--- BEGIN Data entries ---

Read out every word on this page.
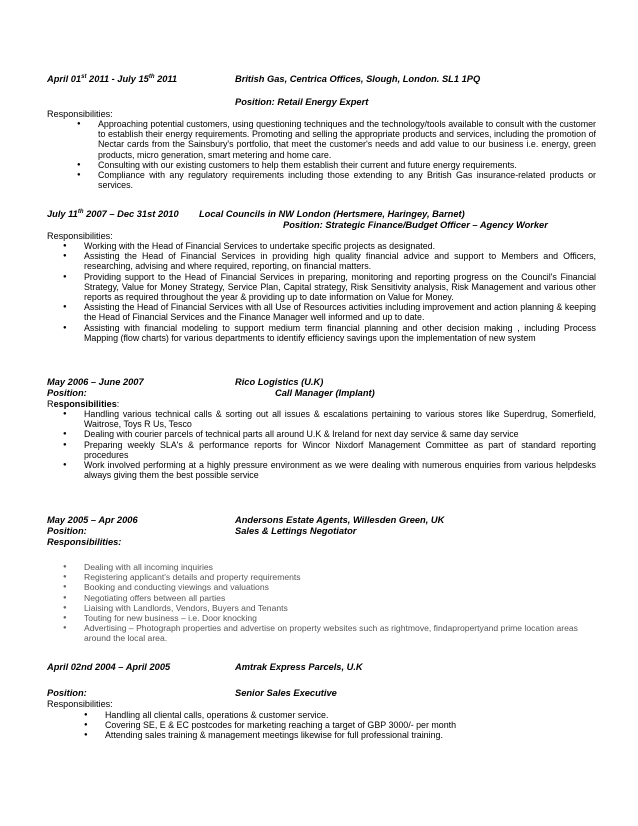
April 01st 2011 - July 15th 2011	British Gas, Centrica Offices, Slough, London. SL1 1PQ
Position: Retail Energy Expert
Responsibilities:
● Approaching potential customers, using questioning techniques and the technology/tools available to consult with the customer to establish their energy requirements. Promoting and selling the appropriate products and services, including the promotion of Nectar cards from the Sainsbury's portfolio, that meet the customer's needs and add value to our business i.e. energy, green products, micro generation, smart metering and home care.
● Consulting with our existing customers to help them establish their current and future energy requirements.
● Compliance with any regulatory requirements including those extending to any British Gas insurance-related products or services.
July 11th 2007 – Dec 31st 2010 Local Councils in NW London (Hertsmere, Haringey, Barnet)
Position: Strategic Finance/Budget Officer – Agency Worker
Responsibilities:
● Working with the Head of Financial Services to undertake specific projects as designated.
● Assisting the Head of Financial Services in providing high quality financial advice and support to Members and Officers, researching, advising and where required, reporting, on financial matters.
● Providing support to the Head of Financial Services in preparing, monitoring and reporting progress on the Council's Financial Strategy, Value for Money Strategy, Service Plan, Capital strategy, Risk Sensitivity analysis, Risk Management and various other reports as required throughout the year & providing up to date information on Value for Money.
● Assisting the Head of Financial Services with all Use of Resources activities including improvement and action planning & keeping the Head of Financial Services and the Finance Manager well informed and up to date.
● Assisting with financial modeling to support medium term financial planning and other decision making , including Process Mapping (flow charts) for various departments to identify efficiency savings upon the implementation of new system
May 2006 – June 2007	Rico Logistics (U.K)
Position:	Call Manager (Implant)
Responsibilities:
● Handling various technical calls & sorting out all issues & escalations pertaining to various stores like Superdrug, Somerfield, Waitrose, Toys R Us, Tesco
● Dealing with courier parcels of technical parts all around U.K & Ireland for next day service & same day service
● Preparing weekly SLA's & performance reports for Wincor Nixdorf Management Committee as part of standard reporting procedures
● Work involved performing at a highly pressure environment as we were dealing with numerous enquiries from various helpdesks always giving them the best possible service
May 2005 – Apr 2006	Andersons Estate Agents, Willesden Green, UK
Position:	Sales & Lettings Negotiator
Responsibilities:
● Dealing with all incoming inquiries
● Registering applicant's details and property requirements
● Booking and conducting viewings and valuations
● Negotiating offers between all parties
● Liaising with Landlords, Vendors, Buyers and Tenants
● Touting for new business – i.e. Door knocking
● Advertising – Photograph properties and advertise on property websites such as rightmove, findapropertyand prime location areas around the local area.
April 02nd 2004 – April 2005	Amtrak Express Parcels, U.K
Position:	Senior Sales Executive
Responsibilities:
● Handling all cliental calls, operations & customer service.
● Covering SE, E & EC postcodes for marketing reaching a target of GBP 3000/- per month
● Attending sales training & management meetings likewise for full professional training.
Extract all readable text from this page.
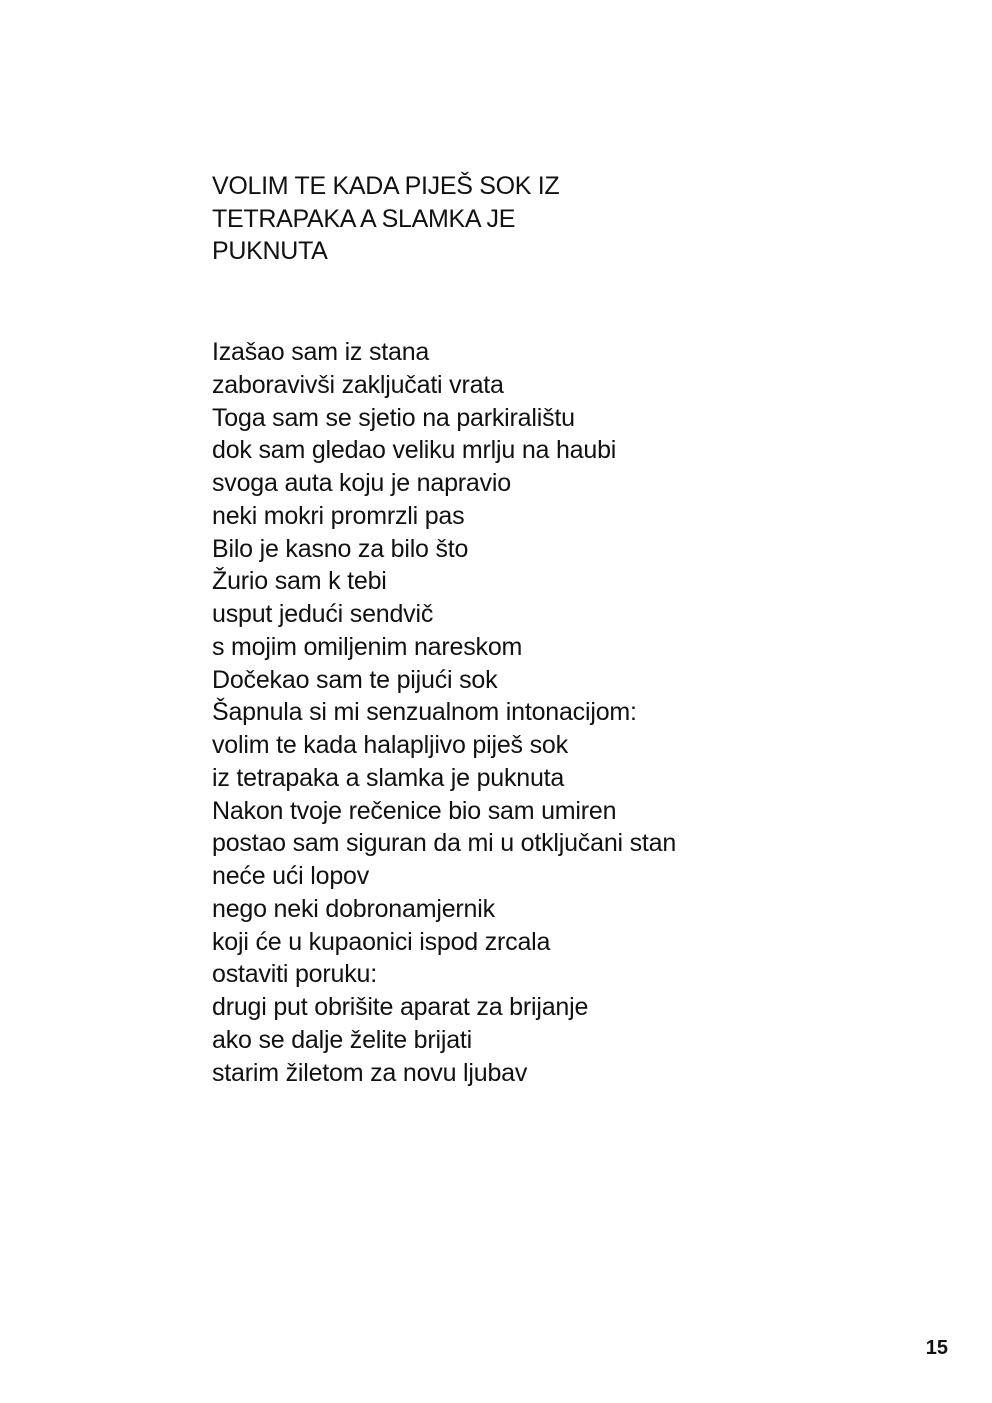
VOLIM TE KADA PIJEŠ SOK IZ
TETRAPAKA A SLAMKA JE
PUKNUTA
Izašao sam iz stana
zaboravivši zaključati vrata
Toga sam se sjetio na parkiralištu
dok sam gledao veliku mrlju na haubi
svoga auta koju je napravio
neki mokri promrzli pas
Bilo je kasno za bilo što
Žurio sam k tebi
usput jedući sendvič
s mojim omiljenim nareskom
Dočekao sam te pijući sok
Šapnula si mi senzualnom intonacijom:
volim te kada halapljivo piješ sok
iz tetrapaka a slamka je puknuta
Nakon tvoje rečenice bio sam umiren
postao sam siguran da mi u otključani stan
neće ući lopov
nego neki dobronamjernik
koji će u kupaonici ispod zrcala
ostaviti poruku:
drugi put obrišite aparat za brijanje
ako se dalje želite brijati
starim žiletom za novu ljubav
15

--- END Data entries ---

▶ **Exercise directions**
From the material above, copy everything exactly but the pictures.

▶ **Task answer**
Read out every word on this page.
April 01st 2011 - July 15th 2011	British Gas, Centrica Offices, Slough, London. SL1 1PQ
Position: Retail Energy Expert
Responsibilities:
● Approaching potential customers, using questioning techniques and the technology/tools available to consult with the customer to establish their energy requirements. Promoting and selling the appropriate products and services, including the promotion of Nectar cards from the Sainsbury's portfolio, that meet the customer's needs and add value to our business i.e. energy, green products, micro generation, smart metering and home care.
● Consulting with our existing customers to help them establish their current and future energy requirements.
● Compliance with any regulatory requirements including those extending to any British Gas insurance-related products or services.
July 11th 2007 – Dec 31st 2010 Local Councils in NW London (Hertsmere, Haringey, Barnet)
Position: Strategic Finance/Budget Officer – Agency Worker
Responsibilities:
● Working with the Head of Financial Services to undertake specific projects as designated.
● Assisting the Head of Financial Services in providing high quality financial advice and support to Members and Officers, researching, advising and where required, reporting, on financial matters.
● Providing support to the Head of Financial Services in preparing, monitoring and reporting progress on the Council's Financial Strategy, Value for Money Strategy, Service Plan, Capital strategy, Risk Sensitivity analysis, Risk Management and various other reports as required throughout the year & providing up to date information on Value for Money.
● Assisting the Head of Financial Services with all Use of Resources activities including improvement and action planning & keeping the Head of Financial Services and the Finance Manager well informed and up to date.
● Assisting with financial modeling to support medium term financial planning and other decision making , including Process Mapping (flow charts) for various departments to identify efficiency savings upon the implementation of new system
May 2006 – June 2007	Rico Logistics (U.K)
Position:	Call Manager (Implant)
Responsibilities:
● Handling various technical calls & sorting out all issues & escalations pertaining to various stores like Superdrug, Somerfield, Waitrose, Toys R Us, Tesco
● Dealing with courier parcels of technical parts all around U.K & Ireland for next day service & same day service
● Preparing weekly SLA's & performance reports for Wincor Nixdorf Management Committee as part of standard reporting procedures
● Work involved performing at a highly pressure environment as we were dealing with numerous enquiries from various helpdesks always giving them the best possible service
May 2005 – Apr 2006	Andersons Estate Agents, Willesden Green, UK
Position:	Sales & Lettings Negotiator
Responsibilities:
● Dealing with all incoming inquiries
● Registering applicant's details and property requirements
● Booking and conducting viewings and valuations
● Negotiating offers between all parties
● Liaising with Landlords, Vendors, Buyers and Tenants
● Touting for new business – i.e. Door knocking
● Advertising – Photograph properties and advertise on property websites such as rightmove, findapropertyand prime location areas around the local area.
April 02nd 2004 – April 2005	Amtrak Express Parcels, U.K
Position:	Senior Sales Executive
Responsibilities:
● Handling all cliental calls, operations & customer service.
● Covering SE, E & EC postcodes for marketing reaching a target of GBP 3000/- per month
● Attending sales training & management meetings likewise for full professional training.
Extract all readable text from this page.
VOLIM TE KADA PIJEŠ SOK IZ
TETRAPAKA A SLAMKA JE
PUKNUTA
Izašao sam iz stana
zaboravivši zaključati vrata
Toga sam se sjetio na parkiralištu
dok sam gledao veliku mrlju na haubi
svoga auta koju je napravio
neki mokri promrzli pas
Bilo je kasno za bilo što
Žurio sam k tebi
usput jedući sendvič
s mojim omiljenim nareskom
Dočekao sam te pijući sok
Šapnula si mi senzualnom intonacijom:
volim te kada halapljivo piješ sok
iz tetrapaka a slamka je puknuta
Nakon tvoje rečenice bio sam umiren
postao sam siguran da mi u otključani stan
neće ući lopov
nego neki dobronamjernik
koji će u kupaonici ispod zrcala
ostaviti poruku:
drugi put obrišite aparat za brijanje
ako se dalje želite brijati
starim žiletom za novu ljubav
15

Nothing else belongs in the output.